**What you are asked to do:**
Send back all the data below, exactly as given.

(Stored items from a collection)
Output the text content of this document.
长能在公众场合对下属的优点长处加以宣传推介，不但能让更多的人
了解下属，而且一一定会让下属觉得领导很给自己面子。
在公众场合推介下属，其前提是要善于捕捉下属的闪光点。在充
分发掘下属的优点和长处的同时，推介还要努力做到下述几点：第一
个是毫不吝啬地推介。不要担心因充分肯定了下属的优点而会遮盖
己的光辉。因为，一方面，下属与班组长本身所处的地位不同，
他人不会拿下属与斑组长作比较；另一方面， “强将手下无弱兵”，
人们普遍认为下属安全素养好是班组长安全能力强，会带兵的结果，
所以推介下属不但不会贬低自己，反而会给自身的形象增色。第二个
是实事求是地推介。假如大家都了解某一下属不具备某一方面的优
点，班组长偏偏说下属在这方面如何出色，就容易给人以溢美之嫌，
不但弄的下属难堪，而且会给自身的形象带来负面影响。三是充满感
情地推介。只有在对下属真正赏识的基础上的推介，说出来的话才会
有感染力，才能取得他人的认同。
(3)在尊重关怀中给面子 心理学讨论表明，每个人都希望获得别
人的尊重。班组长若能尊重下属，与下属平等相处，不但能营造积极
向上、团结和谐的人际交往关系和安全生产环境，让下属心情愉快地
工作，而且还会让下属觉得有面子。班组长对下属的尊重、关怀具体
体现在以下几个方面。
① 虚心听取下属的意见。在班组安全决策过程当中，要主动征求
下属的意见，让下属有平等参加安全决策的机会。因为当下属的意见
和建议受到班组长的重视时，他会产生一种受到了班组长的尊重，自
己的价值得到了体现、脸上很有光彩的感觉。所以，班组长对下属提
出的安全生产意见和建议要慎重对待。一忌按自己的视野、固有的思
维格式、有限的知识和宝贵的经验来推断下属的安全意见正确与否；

**Worked answer:**
Output the text content of this document.
长能在公众场合对下属的优点长处加以宣传推介，不但能让更多的人
了解下属，而且一一定会让下属觉得领导很给自己面子。
在公众场合推介下属，其前提是要善于捕捉下属的闪光点。在充
分发掘下属的优点和长处的同时，推介还要努力做到下述几点：第一
个是毫不吝啬地推介。不要担心因充分肯定了下属的优点而会遮盖
己的光辉。因为，一方面，下属与班组长本身所处的地位不同，
他人不会拿下属与斑组长作比较；另一方面， “强将手下无弱兵”，
人们普遍认为下属安全素养好是班组长安全能力强，会带兵的结果，
所以推介下属不但不会贬低自己，反而会给自身的形象增色。第二个
是实事求是地推介。假如大家都了解某一下属不具备某一方面的优
点，班组长偏偏说下属在这方面如何出色，就容易给人以溢美之嫌，
不但弄的下属难堪，而且会给自身的形象带来负面影响。三是充满感
情地推介。只有在对下属真正赏识的基础上的推介，说出来的话才会
有感染力，才能取得他人的认同。
(3)在尊重关怀中给面子 心理学讨论表明，每个人都希望获得别
人的尊重。班组长若能尊重下属，与下属平等相处，不但能营造积极
向上、团结和谐的人际交往关系和安全生产环境，让下属心情愉快地
工作，而且还会让下属觉得有面子。班组长对下属的尊重、关怀具体
体现在以下几个方面。
① 虚心听取下属的意见。在班组安全决策过程当中，要主动征求
下属的意见，让下属有平等参加安全决策的机会。因为当下属的意见
和建议受到班组长的重视时，他会产生一种受到了班组长的尊重，自
己的价值得到了体现、脸上很有光彩的感觉。所以，班组长对下属提
出的安全生产意见和建议要慎重对待。一忌按自己的视野、固有的思
维格式、有限的知识和宝贵的经验来推断下属的安全意见正确与否；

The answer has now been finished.